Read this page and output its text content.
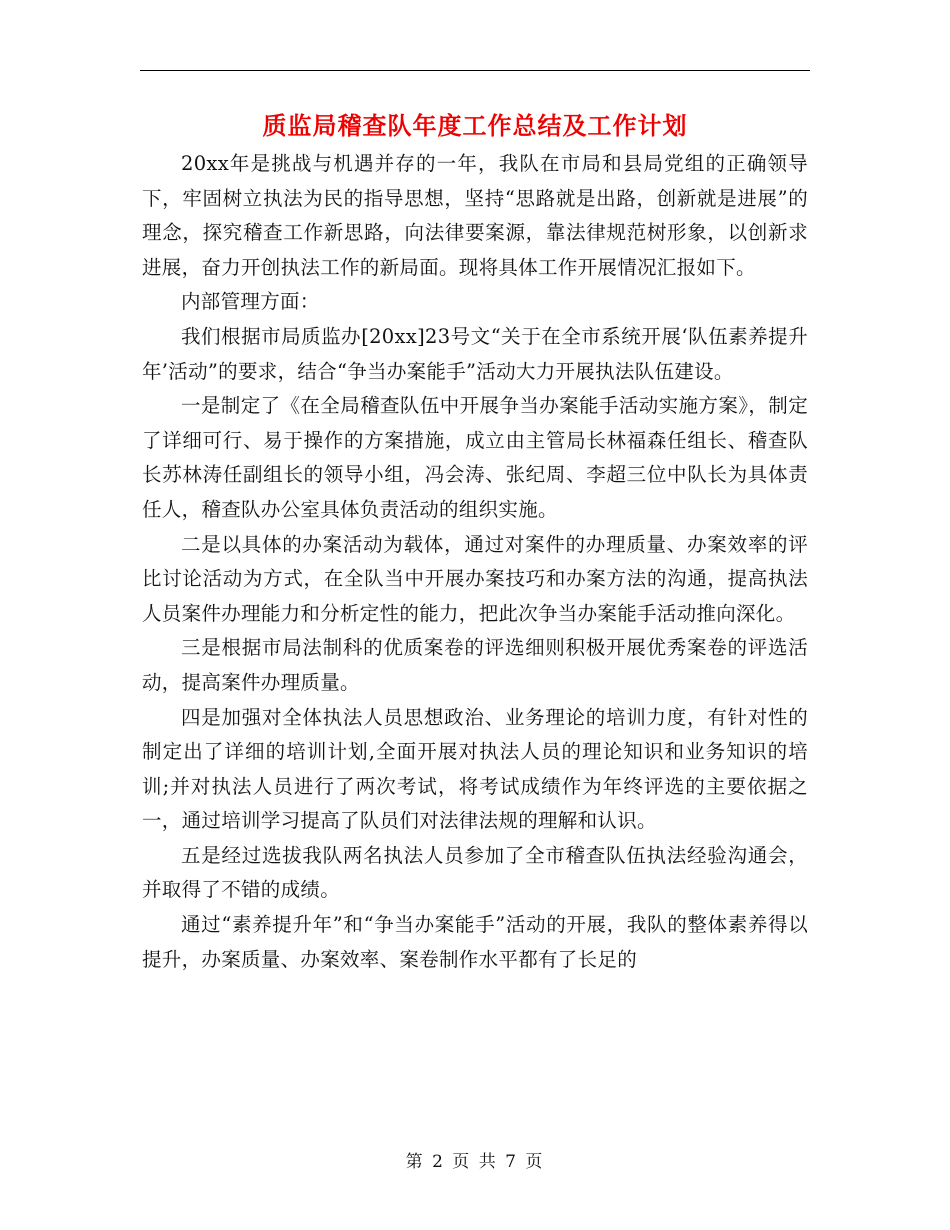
质监局稽查队年度工作总结及工作计划

20xx年是挑战与机遇并存的一年，我队在市局和县局党组的正确领导下，牢固树立执法为民的指导思想，坚持“思路就是出路，创新就是进展”的理念，探究稽查工作新思路，向法律要案源，靠法律规范树形象，以创新求进展，奋力开创执法工作的新局面。现将具体工作开展情况汇报如下。

内部管理方面：

我们根据市局质监办[20xx]23号文“关于在全市系统开展‘队伍素养提升年’活动”的要求，结合“争当办案能手”活动大力开展执法队伍建设。

一是制定了《在全局稽查队伍中开展争当办案能手活动实施方案》，制定了详细可行、易于操作的方案措施，成立由主管局长林福森任组长、稽查队长苏林涛任副组长的领导小组，冯会涛、张纪周、李超三位中队长为具体责任人，稽查队办公室具体负责活动的组织实施。

二是以具体的办案活动为载体，通过对案件的办理质量、办案效率的评比讨论活动为方式，在全队当中开展办案技巧和办案方法的沟通，提高执法人员案件办理能力和分析定性的能力，把此次争当办案能手活动推向深化。

三是根据市局法制科的优质案卷的评选细则积极开展优秀案卷的评选活动，提高案件办理质量。

四是加强对全体执法人员思想政治、业务理论的培训力度，有针对性的制定出了详细的培训计划,全面开展对执法人员的理论知识和业务知识的培训;并对执法人员进行了两次考试，将考试成绩作为年终评选的主要依据之一，通过培训学习提高了队员们对法律法规的理解和认识。

五是经过选拔我队两名执法人员参加了全市稽查队伍执法经验沟通会，并取得了不错的成绩。

通过“素养提升年”和“争当办案能手”活动的开展，我队的整体素养得以提升，办案质量、办案效率、案卷制作水平都有了长足的

第 2 页 共 7 页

• • • •

WRITTEN PROBLEM
Reproduce all of the material above word for word. Omit the pictures.

TASK OUTPUT
Read this page and output its text content.
质监局稽查队年度工作总结及工作计划

20xx年是挑战与机遇并存的一年，我队在市局和县局党组的正确领导下，牢固树立执法为民的指导思想，坚持“思路就是出路，创新就是进展”的理念，探究稽查工作新思路，向法律要案源，靠法律规范树形象，以创新求进展，奋力开创执法工作的新局面。现将具体工作开展情况汇报如下。

内部管理方面：

我们根据市局质监办[20xx]23号文“关于在全市系统开展‘队伍素养提升年’活动”的要求，结合“争当办案能手”活动大力开展执法队伍建设。

一是制定了《在全局稽查队伍中开展争当办案能手活动实施方案》，制定了详细可行、易于操作的方案措施，成立由主管局长林福森任组长、稽查队长苏林涛任副组长的领导小组，冯会涛、张纪周、李超三位中队长为具体责任人，稽查队办公室具体负责活动的组织实施。

二是以具体的办案活动为载体，通过对案件的办理质量、办案效率的评比讨论活动为方式，在全队当中开展办案技巧和办案方法的沟通，提高执法人员案件办理能力和分析定性的能力，把此次争当办案能手活动推向深化。

三是根据市局法制科的优质案卷的评选细则积极开展优秀案卷的评选活动，提高案件办理质量。

四是加强对全体执法人员思想政治、业务理论的培训力度，有针对性的制定出了详细的培训计划,全面开展对执法人员的理论知识和业务知识的培训;并对执法人员进行了两次考试，将考试成绩作为年终评选的主要依据之一，通过培训学习提高了队员们对法律法规的理解和认识。

五是经过选拔我队两名执法人员参加了全市稽查队伍执法经验沟通会，并取得了不错的成绩。

通过“素养提升年”和“争当办案能手”活动的开展，我队的整体素养得以提升，办案质量、办案效率、案卷制作水平都有了长足的

第 2 页 共 7 页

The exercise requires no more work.